* _TASK MATERIAL_
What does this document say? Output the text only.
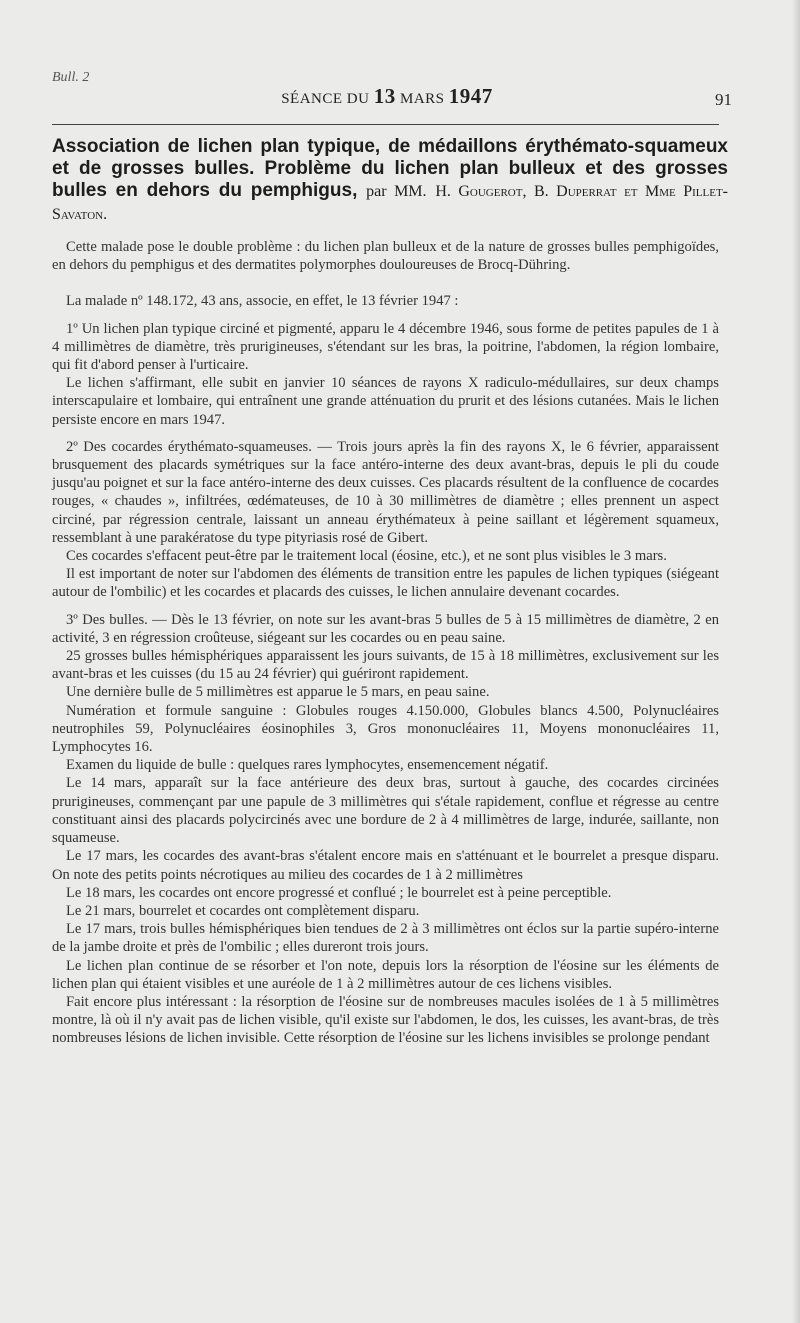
Bull. 2
SÉANCE DU 13 MARS 1947	91
Association de lichen plan typique, de médaillons érythémato-squameux et de grosses bulles. Problème du lichen plan bulleux et des grosses bulles en dehors du pemphigus, par MM. H. Gougerot, B. Duperrat et Mme Pillet-Savaton.

Cette malade pose le double problème : du lichen plan bulleux et de la nature de grosses bulles pemphigoïdes, en dehors du pemphigus et des dermatites polymorphes douloureuses de Brocq-Dühring.

La malade nº 148.172, 43 ans, associe, en effet, le 13 février 1947 :

1º Un lichen plan typique circiné et pigmenté, apparu le 4 décembre 1946, sous forme de petites papules de 1 à 4 millimètres de diamètre, très prurigineuses, s'étendant sur les bras, la poitrine, l'abdomen, la région lombaire, qui fit d'abord penser à l'urticaire.

Le lichen s'affirmant, elle subit en janvier 10 séances de rayons X radiculo-médullaires, sur deux champs interscapulaire et lombaire, qui entraînent une grande atténuation du prurit et des lésions cutanées. Mais le lichen persiste encore en mars 1947.

2º Des cocardes érythémato-squameuses. — Trois jours après la fin des rayons X, le 6 février, apparaissent brusquement des placards symétriques sur la face antéro-interne des deux avant-bras, depuis le pli du coude jusqu'au poignet et sur la face antéro-interne des deux cuisses. Ces placards résultent de la confluence de cocardes rouges, « chaudes », infiltrées, œdémateuses, de 10 à 30 millimètres de diamètre ; elles prennent un aspect circiné, par régression centrale, laissant un anneau érythémateux à peine saillant et légèrement squameux, ressemblant à une parakératose du type pityriasis rosé de Gibert.

Ces cocardes s'effacent peut-être par le traitement local (éosine, etc.), et ne sont plus visibles le 3 mars.

Il est important de noter sur l'abdomen des éléments de transition entre les papules de lichen typiques (siégeant autour de l'ombilic) et les cocardes et placards des cuisses, le lichen annulaire devenant cocardes.

3º Des bulles. — Dès le 13 février, on note sur les avant-bras 5 bulles de 5 à 15 millimètres de diamètre, 2 en activité, 3 en régression croûteuse, siégeant sur les cocardes ou en peau saine.

25 grosses bulles hémisphériques apparaissent les jours suivants, de 15 à 18 millimètres, exclusivement sur les avant-bras et les cuisses (du 15 au 24 février) qui guériront rapidement.

Une dernière bulle de 5 millimètres est apparue le 5 mars, en peau saine.

Numération et formule sanguine : Globules rouges 4.150.000, Globules blancs 4.500, Polynucléaires neutrophiles 59, Polynucléaires éosinophiles 3, Gros mononucléaires 11, Moyens mononucléaires 11, Lymphocytes 16.

Examen du liquide de bulle : quelques rares lymphocytes, ensemencement négatif.

Le 14 mars, apparaît sur la face antérieure des deux bras, surtout à gauche, des cocardes circinées prurigineuses, commençant par une papule de 3 millimètres qui s'étale rapidement, conflue et régresse au centre constituant ainsi des placards polycircinés avec une bordure de 2 à 4 millimètres de large, indurée, saillante, non squameuse.

Le 17 mars, les cocardes des avant-bras s'étalent encore mais en s'atténuant et le bourrelet a presque disparu. On note des petits points nécrotiques au milieu des cocardes de 1 à 2 millimètres

Le 18 mars, les cocardes ont encore progressé et conflué ; le bourrelet est à peine perceptible.

Le 21 mars, bourrelet et cocardes ont complètement disparu.

Le 17 mars, trois bulles hémisphériques bien tendues de 2 à 3 millimètres ont éclos sur la partie supéro-interne de la jambe droite et près de l'ombilic ; elles dureront trois jours.

Le lichen plan continue de se résorber et l'on note, depuis lors la résorption de l'éosine sur les éléments de lichen plan qui étaient visibles et une auréole de 1 à 2 millimètres autour de ces lichens visibles.

Fait encore plus intéressant : la résorption de l'éosine sur de nombreuses macules isolées de 1 à 5 millimètres montre, là où il n'y avait pas de lichen visible, qu'il existe sur l'abdomen, le dos, les cuisses, les avant-bras, de très nombreuses lésions de lichen invisible. Cette résorption de l'éosine sur les lichens invisibles se prolonge pendant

* _TASK TO COMPLETE_
Your answer should be a single number: the count of lines in the data that include the word "prurigineuses".

* _SOLUTION_
2